*WHAT TO WORK ON*: Copy out each line in the material below that has the word "SHIPS".
+===+
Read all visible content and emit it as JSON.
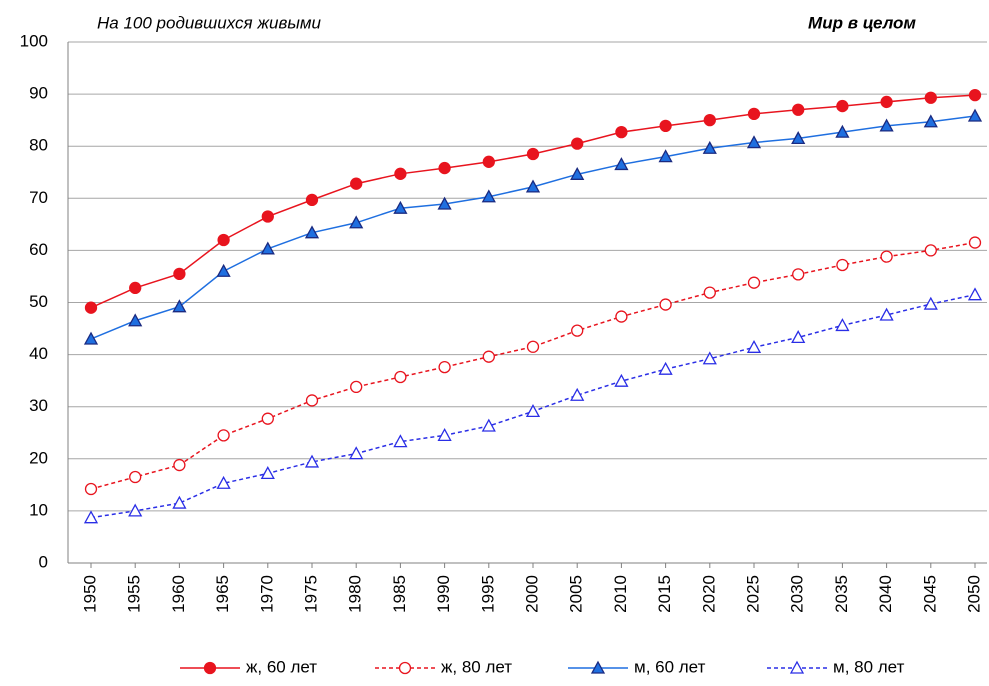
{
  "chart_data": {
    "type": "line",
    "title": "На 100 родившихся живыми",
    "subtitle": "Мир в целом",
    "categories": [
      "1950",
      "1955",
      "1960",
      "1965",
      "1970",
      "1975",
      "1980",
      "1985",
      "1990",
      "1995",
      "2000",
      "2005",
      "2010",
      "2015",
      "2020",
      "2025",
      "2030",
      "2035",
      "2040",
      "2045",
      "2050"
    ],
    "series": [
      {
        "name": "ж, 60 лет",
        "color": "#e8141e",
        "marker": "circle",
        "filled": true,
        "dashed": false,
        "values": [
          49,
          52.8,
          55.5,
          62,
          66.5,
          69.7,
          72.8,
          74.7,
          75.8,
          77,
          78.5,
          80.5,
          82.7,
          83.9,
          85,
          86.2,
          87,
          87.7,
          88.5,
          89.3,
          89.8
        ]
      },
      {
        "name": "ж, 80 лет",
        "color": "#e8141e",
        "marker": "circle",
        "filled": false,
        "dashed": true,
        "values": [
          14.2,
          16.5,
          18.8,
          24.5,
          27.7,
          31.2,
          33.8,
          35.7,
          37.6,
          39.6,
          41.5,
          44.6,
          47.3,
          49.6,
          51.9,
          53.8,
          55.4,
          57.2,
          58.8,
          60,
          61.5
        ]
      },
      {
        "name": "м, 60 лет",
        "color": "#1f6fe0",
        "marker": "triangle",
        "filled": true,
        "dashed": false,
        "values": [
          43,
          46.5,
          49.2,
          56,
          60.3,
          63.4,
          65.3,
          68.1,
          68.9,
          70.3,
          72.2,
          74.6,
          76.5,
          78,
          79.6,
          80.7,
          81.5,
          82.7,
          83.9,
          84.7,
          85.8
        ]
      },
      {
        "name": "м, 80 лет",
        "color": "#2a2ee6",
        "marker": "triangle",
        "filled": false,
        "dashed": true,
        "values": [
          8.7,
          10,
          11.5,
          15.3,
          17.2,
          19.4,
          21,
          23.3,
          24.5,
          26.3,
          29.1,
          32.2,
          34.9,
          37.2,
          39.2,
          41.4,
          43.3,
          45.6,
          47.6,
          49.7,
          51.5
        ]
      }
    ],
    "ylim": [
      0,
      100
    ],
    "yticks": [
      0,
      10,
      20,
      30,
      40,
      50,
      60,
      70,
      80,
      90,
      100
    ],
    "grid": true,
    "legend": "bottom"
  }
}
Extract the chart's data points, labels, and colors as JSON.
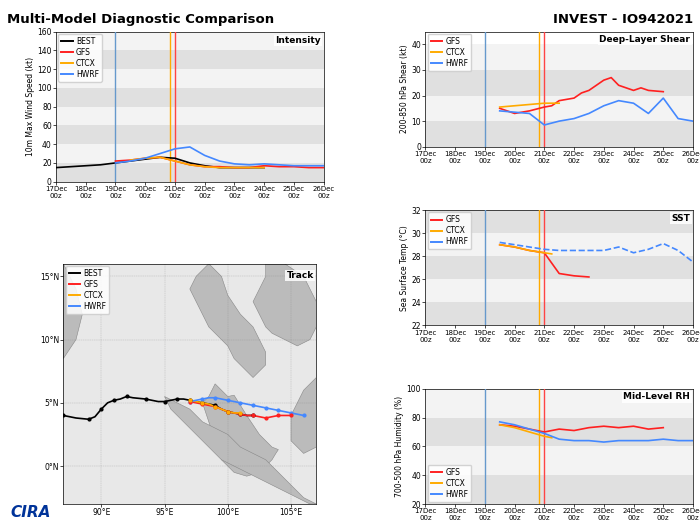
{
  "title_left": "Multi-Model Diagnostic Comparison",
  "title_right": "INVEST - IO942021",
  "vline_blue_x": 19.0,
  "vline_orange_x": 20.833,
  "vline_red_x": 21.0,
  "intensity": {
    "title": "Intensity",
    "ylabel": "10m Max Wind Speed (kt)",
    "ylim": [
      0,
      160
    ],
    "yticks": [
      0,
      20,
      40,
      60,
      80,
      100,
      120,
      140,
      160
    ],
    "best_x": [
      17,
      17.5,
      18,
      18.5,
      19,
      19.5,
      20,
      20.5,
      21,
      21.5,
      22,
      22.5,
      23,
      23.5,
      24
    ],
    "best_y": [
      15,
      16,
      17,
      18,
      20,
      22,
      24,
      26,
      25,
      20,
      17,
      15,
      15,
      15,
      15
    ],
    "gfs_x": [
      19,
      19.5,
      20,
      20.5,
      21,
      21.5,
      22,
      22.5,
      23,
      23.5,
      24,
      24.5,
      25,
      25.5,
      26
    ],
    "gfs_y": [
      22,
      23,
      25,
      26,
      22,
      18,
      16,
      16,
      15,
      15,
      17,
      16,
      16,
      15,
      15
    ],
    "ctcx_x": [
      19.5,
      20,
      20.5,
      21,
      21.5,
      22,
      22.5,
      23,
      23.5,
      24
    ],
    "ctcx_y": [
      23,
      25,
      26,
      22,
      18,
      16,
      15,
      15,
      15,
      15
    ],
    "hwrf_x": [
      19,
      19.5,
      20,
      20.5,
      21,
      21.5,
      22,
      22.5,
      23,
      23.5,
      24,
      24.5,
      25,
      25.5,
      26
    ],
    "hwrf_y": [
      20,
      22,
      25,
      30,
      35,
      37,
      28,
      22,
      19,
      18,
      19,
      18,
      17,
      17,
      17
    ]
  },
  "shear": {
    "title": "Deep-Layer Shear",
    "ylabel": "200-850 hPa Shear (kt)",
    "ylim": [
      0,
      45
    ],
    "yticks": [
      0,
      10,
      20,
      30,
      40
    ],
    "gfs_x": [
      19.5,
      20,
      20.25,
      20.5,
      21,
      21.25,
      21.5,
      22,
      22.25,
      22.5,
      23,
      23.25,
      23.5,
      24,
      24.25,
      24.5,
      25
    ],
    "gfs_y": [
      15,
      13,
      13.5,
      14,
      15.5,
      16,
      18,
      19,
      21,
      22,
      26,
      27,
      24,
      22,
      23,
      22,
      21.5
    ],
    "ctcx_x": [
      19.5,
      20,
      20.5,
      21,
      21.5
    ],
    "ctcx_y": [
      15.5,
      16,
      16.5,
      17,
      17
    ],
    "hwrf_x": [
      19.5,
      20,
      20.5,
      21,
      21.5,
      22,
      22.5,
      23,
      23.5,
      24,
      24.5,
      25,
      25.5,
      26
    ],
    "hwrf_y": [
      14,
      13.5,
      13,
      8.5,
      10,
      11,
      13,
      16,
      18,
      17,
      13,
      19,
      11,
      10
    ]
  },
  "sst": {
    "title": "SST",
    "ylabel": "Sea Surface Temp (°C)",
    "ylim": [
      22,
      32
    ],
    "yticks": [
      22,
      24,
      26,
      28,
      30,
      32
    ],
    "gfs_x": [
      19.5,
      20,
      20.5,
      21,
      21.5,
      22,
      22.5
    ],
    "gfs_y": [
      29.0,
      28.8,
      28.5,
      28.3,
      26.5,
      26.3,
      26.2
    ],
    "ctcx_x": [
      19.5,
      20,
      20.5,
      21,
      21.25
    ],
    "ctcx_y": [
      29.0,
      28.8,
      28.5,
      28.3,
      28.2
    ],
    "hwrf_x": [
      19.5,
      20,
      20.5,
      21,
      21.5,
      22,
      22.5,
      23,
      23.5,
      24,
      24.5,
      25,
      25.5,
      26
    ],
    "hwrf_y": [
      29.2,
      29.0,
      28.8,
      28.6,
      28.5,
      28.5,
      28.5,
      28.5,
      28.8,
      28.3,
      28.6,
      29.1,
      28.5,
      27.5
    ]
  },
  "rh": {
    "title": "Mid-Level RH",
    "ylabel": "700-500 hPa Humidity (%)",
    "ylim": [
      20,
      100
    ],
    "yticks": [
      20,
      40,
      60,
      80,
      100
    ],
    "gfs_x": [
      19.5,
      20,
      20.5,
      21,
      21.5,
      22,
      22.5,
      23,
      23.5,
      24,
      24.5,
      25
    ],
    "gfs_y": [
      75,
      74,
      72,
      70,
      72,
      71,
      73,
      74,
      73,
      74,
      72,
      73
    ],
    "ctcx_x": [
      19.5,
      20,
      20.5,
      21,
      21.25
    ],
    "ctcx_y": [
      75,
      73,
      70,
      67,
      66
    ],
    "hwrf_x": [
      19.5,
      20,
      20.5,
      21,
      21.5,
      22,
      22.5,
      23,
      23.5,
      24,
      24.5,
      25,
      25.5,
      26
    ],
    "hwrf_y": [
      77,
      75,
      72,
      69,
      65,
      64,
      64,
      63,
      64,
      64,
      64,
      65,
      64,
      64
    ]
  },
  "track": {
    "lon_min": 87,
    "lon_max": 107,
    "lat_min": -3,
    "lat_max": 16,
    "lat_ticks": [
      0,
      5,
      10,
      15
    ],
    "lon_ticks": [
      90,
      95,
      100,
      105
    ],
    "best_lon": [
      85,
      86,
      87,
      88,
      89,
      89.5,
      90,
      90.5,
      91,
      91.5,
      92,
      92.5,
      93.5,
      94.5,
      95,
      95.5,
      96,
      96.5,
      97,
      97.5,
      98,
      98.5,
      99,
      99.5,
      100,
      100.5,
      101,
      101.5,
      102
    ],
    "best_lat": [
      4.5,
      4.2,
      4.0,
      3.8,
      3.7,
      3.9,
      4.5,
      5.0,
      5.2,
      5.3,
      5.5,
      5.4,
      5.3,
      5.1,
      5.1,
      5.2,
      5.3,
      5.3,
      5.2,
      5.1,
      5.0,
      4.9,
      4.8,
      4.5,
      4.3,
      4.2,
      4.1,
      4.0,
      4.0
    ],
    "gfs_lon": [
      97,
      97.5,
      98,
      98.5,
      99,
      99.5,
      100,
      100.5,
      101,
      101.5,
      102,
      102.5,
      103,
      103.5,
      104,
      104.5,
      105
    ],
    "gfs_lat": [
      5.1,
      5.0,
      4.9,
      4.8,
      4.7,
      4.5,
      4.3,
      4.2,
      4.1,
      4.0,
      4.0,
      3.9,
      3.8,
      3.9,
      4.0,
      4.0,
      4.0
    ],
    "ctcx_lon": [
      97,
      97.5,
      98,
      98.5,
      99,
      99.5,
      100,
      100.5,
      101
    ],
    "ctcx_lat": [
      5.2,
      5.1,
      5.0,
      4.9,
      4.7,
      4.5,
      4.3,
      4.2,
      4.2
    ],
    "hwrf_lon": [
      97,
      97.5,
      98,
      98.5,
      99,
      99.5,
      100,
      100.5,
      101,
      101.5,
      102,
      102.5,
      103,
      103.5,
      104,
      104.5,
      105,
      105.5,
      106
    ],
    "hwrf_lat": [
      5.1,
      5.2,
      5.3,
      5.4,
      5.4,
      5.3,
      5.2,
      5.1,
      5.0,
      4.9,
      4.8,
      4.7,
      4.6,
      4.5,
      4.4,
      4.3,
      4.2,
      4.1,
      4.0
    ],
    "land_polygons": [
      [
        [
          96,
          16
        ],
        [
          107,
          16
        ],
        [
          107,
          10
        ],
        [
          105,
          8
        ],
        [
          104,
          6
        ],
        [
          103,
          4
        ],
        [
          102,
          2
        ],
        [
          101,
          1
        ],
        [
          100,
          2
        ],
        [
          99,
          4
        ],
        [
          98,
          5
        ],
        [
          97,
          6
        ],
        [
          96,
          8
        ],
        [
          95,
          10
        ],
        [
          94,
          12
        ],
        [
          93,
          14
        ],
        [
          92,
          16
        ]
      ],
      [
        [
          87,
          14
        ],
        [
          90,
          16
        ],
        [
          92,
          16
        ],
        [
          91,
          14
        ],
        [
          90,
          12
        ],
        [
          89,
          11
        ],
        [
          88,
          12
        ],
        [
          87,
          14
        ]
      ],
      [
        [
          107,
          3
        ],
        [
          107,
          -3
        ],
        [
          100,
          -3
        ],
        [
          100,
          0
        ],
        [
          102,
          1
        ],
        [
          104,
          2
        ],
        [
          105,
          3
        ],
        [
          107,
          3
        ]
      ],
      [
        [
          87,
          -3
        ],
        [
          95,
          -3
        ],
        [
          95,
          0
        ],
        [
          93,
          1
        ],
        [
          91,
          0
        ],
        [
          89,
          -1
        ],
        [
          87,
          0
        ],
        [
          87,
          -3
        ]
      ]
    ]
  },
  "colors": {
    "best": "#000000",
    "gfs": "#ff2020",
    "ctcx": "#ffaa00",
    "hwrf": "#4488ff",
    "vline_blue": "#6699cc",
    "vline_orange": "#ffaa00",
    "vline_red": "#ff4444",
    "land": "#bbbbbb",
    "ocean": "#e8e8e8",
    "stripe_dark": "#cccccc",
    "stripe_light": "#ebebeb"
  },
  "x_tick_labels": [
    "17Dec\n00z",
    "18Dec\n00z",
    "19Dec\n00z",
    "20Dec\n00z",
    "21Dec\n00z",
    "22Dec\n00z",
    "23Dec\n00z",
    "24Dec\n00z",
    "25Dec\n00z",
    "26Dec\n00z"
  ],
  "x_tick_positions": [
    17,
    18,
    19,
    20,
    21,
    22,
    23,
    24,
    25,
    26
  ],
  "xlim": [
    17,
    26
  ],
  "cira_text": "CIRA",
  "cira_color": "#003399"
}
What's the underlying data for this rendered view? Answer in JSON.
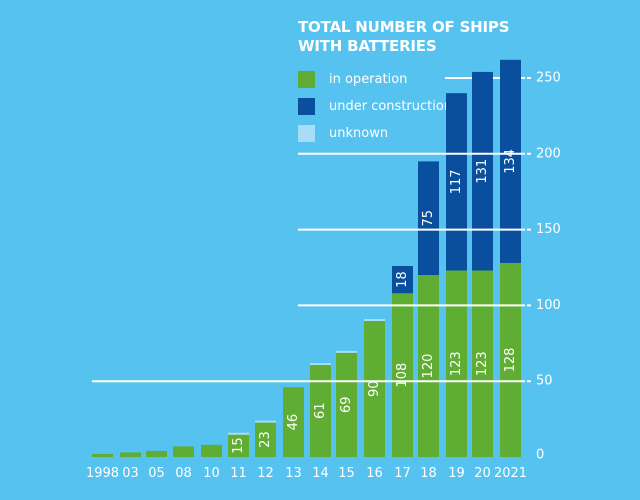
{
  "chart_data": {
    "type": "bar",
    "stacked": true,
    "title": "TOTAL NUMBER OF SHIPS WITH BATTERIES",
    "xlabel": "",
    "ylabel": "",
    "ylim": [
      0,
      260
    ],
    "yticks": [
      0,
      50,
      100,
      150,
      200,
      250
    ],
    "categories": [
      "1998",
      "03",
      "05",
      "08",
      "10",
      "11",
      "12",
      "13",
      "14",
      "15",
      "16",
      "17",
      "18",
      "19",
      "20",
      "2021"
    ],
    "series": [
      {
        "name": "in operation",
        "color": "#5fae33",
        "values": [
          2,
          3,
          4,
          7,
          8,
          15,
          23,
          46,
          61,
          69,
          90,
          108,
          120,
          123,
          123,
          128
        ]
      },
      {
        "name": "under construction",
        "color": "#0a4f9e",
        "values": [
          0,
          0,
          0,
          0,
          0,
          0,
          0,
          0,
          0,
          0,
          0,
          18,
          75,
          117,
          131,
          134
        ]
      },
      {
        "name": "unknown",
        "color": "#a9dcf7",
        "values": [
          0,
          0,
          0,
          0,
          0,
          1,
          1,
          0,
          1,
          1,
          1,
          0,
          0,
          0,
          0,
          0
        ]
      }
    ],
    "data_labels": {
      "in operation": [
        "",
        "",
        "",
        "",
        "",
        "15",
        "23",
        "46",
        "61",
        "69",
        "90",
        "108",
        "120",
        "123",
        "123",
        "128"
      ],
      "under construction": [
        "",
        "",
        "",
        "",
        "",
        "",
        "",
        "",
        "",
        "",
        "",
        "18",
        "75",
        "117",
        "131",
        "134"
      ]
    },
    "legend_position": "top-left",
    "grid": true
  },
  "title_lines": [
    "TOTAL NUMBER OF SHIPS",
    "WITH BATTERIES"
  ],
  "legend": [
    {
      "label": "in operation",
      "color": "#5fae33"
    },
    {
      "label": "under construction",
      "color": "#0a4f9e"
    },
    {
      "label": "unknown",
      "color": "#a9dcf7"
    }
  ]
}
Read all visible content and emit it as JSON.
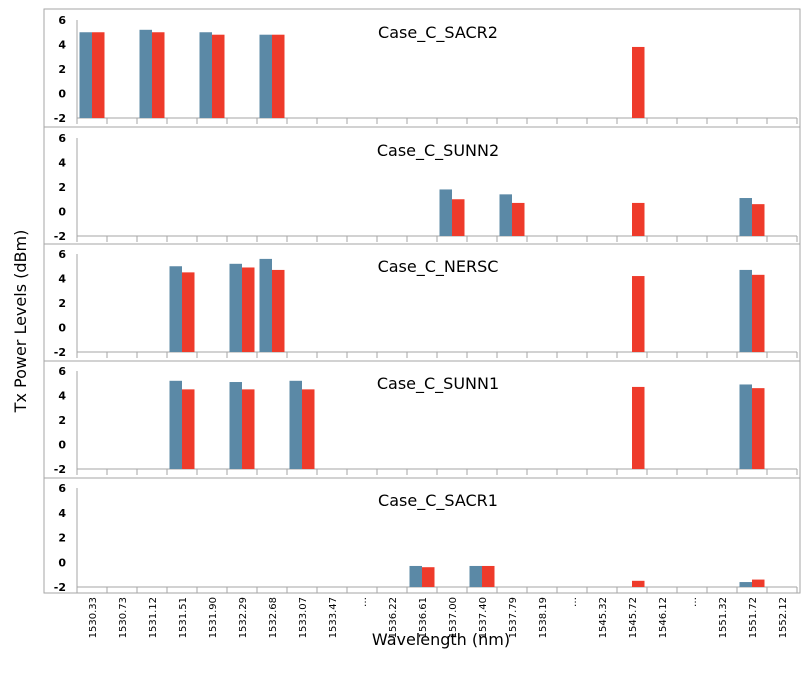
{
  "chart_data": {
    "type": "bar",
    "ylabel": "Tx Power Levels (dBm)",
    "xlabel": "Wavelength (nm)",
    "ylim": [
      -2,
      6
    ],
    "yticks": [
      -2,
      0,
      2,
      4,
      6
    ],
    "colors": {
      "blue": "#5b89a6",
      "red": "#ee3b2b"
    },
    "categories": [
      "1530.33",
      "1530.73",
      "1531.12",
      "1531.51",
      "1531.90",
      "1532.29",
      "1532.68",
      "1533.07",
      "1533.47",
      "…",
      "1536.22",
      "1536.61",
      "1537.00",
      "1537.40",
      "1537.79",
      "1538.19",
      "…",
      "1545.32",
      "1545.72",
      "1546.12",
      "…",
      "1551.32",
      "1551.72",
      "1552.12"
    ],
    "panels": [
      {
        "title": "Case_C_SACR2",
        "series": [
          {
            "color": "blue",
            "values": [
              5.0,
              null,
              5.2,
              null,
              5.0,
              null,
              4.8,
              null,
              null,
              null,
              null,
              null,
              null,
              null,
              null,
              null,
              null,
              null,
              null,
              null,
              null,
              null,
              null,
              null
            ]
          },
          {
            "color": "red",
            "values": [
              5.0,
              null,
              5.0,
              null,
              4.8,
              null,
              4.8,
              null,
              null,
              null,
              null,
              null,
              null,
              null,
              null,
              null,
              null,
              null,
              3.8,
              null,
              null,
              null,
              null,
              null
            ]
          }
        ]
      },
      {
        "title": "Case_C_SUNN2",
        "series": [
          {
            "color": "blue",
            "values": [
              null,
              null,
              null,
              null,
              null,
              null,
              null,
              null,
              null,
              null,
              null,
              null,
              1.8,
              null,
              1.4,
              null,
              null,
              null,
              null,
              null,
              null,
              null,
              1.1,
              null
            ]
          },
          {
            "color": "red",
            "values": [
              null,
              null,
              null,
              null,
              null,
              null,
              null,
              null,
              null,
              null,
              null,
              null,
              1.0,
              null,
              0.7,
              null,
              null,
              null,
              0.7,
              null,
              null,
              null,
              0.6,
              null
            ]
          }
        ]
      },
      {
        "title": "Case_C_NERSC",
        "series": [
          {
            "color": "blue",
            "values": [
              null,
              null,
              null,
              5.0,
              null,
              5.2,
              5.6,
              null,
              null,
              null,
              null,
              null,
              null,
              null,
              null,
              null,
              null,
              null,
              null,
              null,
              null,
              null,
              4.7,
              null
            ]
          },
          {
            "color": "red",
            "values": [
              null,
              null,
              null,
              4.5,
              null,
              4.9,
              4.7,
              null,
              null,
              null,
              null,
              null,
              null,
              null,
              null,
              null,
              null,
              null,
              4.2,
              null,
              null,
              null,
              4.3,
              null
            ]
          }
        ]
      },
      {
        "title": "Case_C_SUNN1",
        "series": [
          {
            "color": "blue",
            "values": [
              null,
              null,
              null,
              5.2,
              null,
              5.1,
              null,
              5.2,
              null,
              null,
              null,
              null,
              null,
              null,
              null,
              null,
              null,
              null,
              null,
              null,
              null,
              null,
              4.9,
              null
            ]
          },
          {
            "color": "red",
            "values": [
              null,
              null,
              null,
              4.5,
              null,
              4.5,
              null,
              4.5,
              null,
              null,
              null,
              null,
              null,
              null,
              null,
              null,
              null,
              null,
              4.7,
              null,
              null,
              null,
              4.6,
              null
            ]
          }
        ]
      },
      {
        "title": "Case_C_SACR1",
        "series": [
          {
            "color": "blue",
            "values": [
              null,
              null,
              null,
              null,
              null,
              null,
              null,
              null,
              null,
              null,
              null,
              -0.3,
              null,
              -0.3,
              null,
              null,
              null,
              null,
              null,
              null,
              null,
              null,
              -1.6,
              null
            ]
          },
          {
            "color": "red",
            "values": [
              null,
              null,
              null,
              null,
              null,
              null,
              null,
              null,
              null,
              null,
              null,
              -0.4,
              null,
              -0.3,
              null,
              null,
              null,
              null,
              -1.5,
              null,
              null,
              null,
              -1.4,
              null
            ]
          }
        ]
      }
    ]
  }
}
+===+
*EXPECTED ANSWER*:
    "title": "TOTAL NUMBER OF SHIPS WITH BATTERIES",
    "TOTAL NUMBER OF SHIPS",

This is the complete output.